Stored data

* * * * * * * * *

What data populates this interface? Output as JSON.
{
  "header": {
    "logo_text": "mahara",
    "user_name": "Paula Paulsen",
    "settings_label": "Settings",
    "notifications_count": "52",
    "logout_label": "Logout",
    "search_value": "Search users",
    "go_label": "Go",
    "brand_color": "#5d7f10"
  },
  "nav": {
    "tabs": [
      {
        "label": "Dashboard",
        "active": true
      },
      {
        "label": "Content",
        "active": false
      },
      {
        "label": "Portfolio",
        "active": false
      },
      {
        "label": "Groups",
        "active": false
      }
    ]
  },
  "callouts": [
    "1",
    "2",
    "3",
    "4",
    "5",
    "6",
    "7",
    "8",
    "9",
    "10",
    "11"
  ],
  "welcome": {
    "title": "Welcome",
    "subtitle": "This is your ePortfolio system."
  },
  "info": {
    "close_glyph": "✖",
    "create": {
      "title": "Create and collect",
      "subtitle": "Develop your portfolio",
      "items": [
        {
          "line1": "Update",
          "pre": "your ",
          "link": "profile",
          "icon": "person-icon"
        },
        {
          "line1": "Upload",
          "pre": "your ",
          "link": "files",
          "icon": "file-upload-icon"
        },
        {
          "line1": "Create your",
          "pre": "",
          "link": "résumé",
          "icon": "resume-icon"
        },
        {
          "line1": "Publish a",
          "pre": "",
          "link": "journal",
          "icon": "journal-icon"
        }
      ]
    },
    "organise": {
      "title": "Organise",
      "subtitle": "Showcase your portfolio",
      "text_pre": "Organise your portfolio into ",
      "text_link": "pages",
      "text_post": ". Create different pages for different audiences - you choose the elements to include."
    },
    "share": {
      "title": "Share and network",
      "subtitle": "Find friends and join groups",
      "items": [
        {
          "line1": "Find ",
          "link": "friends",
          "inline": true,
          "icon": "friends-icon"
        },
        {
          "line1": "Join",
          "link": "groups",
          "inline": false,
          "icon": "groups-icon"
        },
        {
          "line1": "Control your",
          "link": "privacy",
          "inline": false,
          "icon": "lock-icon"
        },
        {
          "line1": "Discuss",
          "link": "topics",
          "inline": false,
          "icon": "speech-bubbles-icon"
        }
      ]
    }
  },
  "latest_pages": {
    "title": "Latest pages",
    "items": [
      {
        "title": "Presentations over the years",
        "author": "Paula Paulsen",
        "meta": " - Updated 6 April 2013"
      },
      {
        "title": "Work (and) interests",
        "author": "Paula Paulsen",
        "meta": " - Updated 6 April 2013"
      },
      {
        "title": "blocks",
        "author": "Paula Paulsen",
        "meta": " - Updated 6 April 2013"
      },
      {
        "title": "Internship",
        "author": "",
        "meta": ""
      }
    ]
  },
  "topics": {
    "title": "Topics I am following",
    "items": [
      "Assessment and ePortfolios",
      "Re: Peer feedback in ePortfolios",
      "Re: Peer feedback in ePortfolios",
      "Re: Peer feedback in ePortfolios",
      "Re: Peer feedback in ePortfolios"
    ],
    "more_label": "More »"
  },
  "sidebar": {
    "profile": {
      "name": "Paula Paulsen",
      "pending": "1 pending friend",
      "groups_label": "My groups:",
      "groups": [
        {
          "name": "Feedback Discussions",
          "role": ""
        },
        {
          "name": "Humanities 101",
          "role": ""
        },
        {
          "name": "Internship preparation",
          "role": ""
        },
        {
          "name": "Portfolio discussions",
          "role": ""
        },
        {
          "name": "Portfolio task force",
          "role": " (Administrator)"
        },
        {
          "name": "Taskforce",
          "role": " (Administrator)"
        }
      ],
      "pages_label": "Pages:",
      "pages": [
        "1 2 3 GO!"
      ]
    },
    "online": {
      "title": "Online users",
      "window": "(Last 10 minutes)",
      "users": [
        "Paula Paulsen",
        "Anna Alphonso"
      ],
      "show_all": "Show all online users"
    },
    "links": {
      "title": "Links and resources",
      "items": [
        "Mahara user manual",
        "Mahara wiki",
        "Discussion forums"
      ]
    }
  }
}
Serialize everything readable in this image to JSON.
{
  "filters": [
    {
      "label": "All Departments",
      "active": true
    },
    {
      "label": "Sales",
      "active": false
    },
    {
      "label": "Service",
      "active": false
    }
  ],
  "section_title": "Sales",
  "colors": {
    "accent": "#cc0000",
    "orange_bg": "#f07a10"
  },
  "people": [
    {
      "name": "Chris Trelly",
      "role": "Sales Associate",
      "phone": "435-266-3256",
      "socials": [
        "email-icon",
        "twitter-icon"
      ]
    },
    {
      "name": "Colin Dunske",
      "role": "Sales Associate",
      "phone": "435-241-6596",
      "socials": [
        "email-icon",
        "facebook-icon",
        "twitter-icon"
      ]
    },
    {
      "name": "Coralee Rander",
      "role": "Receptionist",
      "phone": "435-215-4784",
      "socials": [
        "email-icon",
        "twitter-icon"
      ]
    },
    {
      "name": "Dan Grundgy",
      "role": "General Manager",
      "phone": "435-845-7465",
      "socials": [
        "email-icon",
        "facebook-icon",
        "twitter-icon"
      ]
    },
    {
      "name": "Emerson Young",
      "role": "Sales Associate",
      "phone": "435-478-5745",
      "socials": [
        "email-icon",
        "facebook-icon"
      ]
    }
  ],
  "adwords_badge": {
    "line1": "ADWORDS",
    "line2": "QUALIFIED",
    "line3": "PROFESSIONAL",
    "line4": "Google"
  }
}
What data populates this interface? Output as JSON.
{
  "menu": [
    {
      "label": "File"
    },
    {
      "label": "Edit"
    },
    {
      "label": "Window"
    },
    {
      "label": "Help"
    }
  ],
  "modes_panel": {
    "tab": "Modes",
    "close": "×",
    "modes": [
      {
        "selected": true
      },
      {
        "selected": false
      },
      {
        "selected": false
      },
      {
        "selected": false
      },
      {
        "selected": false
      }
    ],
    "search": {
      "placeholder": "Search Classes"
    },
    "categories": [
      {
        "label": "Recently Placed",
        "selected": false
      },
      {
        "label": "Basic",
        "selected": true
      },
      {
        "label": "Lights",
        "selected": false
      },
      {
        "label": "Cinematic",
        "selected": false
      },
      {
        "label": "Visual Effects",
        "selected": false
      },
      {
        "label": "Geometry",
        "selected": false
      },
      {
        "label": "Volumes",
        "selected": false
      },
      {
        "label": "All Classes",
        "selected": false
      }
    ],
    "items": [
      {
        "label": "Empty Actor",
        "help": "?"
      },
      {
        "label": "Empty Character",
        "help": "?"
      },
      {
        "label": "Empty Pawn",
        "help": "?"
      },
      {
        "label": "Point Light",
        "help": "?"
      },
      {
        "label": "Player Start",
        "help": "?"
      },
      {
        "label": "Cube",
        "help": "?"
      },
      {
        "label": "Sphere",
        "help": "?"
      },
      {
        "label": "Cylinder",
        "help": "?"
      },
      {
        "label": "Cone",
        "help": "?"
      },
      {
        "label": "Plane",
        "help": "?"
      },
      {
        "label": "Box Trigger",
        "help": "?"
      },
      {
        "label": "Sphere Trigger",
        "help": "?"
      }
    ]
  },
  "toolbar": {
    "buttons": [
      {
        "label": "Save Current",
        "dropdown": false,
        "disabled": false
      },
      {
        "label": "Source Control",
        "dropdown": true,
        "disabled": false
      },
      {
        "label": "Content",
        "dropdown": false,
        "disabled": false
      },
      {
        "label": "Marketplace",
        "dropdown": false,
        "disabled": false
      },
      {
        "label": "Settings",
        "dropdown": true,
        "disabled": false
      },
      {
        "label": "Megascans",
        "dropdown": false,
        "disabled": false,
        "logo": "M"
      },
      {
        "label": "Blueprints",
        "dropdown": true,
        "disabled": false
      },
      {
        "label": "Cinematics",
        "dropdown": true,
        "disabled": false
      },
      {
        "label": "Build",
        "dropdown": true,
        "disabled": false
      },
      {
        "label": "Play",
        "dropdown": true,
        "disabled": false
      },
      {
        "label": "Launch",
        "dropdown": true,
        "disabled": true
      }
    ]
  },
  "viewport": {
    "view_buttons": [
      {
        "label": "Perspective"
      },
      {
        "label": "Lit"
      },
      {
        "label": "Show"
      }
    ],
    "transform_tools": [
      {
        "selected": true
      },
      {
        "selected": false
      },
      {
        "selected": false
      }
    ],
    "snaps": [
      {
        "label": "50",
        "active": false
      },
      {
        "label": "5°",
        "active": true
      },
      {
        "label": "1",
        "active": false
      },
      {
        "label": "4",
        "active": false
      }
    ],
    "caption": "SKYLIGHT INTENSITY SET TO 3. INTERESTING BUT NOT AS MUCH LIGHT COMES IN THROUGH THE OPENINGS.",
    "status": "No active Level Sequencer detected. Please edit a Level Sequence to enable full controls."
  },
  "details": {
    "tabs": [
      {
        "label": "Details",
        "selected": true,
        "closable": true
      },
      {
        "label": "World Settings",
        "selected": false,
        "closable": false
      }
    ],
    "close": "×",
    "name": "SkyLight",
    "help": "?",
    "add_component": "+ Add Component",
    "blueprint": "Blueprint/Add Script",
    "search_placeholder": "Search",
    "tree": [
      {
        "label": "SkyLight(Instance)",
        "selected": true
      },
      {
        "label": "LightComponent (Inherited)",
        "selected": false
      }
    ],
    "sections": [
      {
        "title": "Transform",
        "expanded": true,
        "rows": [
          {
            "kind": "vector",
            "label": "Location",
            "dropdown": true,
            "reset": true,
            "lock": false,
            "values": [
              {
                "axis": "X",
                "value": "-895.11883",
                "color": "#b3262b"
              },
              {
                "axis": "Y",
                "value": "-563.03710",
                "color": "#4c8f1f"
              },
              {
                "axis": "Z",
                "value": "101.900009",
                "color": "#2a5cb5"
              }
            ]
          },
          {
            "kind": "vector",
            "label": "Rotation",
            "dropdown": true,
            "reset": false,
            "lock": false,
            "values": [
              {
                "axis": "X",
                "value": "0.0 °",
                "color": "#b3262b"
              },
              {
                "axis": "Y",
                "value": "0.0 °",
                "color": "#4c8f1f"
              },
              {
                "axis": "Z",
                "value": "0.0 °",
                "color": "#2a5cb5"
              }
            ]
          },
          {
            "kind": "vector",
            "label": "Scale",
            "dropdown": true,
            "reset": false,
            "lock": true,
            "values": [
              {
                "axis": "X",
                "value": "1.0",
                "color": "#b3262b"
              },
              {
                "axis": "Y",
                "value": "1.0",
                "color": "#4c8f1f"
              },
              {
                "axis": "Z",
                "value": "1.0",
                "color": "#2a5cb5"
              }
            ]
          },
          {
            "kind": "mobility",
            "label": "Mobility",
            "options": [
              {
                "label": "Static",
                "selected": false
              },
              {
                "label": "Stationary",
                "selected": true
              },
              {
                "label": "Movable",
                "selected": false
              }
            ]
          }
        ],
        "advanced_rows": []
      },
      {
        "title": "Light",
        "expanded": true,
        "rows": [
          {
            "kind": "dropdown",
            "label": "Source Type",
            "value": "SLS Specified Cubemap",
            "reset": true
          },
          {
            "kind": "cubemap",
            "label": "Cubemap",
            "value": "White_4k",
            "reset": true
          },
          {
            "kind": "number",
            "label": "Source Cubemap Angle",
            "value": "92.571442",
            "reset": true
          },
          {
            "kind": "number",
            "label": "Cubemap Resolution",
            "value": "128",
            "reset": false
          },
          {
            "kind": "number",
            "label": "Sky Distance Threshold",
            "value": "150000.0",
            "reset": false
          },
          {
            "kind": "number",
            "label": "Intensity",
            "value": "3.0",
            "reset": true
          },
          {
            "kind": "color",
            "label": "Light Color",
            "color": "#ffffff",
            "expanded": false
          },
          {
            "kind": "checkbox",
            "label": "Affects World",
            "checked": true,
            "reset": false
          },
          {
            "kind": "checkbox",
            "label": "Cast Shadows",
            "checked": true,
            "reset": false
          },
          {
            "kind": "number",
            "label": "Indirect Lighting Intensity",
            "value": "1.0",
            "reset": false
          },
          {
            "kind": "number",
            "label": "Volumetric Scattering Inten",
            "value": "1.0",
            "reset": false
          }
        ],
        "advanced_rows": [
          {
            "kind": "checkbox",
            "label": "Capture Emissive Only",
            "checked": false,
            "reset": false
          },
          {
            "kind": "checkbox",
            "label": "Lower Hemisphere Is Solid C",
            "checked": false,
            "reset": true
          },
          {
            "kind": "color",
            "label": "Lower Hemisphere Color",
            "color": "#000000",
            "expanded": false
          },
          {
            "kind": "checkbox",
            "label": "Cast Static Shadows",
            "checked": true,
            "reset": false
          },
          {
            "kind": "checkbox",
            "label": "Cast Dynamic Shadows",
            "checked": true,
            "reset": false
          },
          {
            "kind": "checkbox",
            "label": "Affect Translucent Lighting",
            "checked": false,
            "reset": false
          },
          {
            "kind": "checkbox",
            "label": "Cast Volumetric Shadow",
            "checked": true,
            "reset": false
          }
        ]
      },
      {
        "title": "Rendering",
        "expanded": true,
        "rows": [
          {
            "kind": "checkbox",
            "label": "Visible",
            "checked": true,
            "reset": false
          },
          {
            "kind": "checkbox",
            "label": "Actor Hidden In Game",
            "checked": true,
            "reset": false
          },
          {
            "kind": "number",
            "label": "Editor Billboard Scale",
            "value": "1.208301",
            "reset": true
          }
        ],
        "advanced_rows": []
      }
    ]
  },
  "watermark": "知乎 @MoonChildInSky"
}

* * * * * * * * *

EXERCISE DIRECTIONS
Reproduce every line from the entries that holds the word "Shadows".

WRITTEN ANSWER
            "label": "Cast Shadows",
            "label": "Cast Static Shadows",
            "label": "Cast Dynamic Shadows",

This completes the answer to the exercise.